▶ _Requirement_
Which lines of the material below contain the string "actualites"? Return each of them in full, with case counting.
--- START Exercise material ---
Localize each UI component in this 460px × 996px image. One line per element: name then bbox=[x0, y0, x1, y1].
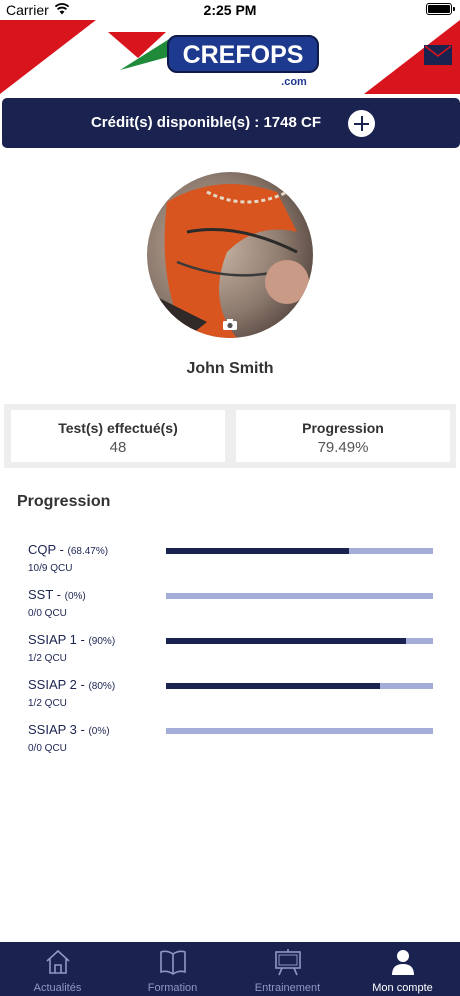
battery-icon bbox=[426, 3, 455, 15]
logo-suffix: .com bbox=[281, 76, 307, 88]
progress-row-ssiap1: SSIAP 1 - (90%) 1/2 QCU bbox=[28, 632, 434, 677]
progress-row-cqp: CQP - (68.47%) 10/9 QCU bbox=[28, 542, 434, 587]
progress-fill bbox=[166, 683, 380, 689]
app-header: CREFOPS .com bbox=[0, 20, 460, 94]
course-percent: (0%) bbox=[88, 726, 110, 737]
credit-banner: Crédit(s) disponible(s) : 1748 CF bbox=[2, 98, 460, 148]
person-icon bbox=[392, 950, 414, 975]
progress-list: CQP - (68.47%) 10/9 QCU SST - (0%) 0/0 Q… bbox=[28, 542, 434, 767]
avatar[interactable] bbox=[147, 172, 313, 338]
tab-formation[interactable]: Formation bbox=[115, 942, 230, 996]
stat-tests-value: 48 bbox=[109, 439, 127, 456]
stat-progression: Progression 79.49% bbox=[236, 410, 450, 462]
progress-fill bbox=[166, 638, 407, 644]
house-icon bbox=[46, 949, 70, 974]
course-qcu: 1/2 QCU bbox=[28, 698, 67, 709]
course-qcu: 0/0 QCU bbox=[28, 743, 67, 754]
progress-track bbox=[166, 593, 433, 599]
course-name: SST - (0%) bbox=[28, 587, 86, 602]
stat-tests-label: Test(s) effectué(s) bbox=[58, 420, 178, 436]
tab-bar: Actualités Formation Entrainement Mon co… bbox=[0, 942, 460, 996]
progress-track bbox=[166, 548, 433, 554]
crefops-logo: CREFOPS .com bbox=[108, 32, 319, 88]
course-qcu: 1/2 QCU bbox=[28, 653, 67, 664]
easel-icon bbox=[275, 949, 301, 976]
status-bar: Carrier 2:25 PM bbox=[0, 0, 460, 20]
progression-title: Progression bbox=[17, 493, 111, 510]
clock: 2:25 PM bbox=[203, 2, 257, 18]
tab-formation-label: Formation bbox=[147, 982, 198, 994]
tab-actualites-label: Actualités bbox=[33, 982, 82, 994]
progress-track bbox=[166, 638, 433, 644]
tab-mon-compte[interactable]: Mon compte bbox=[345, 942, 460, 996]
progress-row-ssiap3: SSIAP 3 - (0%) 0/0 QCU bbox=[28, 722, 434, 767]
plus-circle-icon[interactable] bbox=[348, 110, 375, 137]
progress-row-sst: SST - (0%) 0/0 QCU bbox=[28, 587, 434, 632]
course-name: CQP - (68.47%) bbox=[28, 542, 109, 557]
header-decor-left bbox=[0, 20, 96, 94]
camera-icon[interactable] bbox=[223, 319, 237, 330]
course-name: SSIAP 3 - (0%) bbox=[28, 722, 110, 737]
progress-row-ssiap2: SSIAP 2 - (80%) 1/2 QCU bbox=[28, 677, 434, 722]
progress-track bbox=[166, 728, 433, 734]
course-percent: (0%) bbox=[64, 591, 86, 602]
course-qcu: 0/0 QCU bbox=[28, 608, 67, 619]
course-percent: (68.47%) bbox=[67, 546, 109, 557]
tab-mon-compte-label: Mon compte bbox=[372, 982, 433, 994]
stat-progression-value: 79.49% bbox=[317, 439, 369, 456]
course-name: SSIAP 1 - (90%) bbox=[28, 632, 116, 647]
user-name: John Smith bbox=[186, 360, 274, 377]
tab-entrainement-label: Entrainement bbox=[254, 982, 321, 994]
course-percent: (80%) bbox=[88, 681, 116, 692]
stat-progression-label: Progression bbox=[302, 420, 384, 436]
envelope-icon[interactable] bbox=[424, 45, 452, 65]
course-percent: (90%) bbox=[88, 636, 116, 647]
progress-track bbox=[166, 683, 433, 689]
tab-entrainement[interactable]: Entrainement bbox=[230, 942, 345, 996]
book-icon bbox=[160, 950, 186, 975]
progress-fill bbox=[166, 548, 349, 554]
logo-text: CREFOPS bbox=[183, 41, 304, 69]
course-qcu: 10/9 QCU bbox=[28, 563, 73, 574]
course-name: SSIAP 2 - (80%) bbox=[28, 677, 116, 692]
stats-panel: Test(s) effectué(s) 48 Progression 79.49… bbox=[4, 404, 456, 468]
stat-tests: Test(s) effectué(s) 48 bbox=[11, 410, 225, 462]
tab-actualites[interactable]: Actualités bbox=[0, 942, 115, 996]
--- END Exercise material ---
--- START Exercise material ---
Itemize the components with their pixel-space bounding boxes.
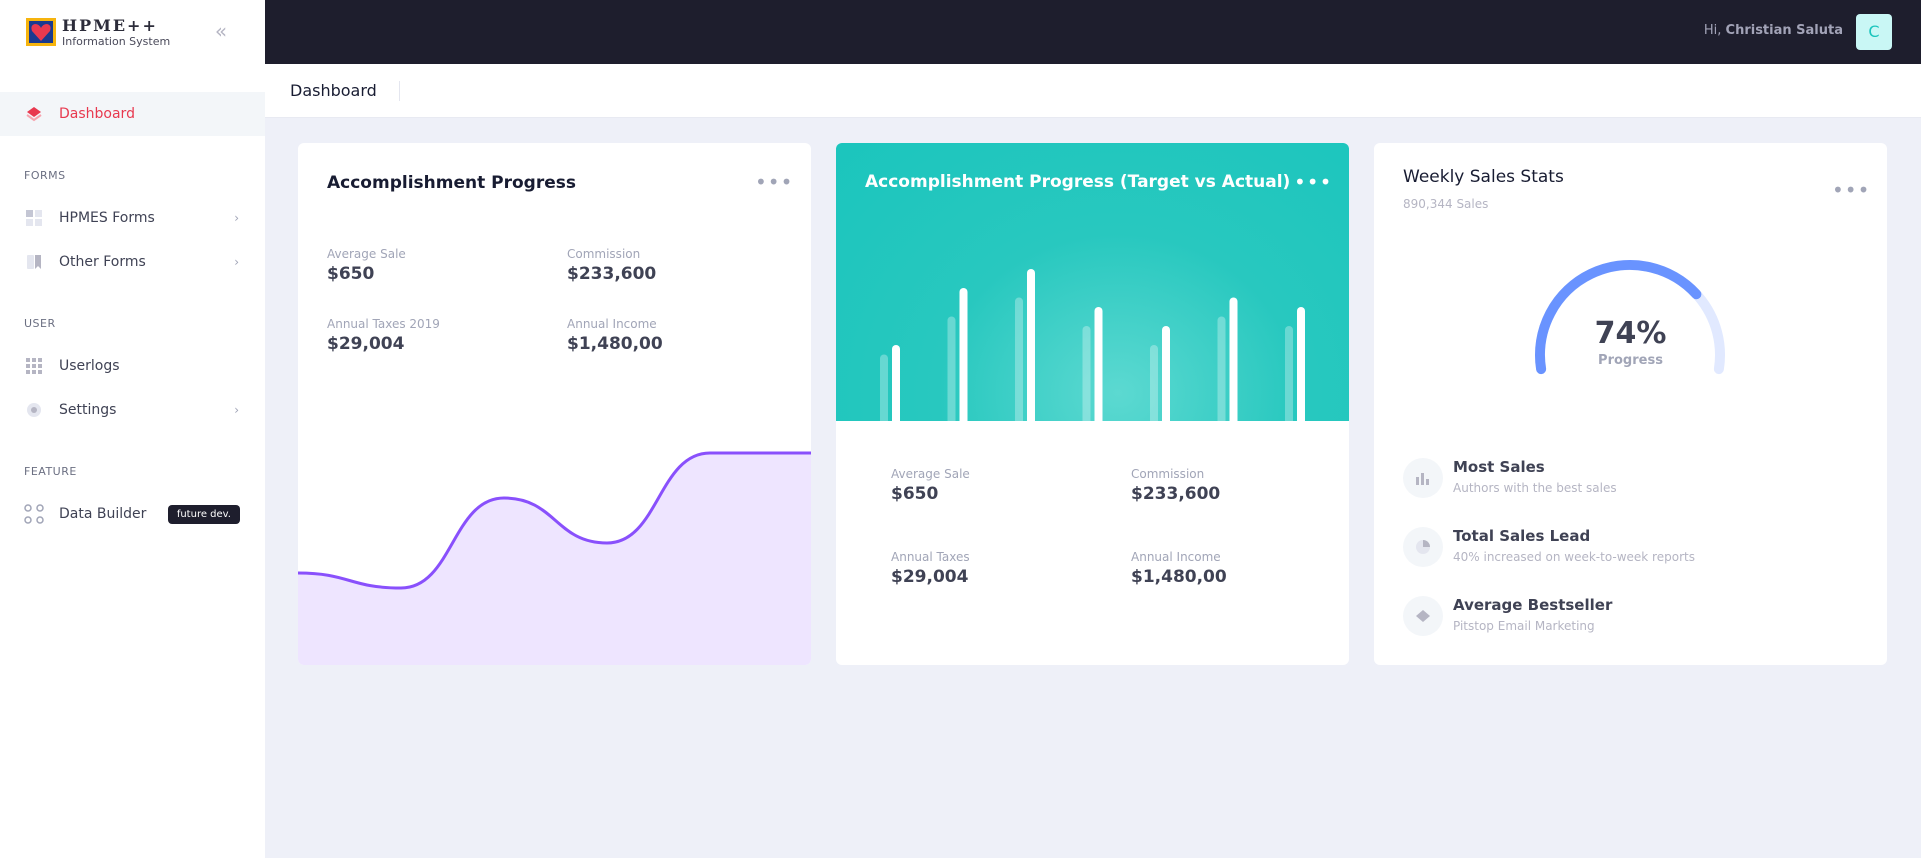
--- END Exercise material ---
▶ _Solved exercise_
tab-actualites-label: Actualités bbox=[33, 982, 82, 994]
tab-actualites[interactable]: Actualités bbox=[0, 942, 115, 996]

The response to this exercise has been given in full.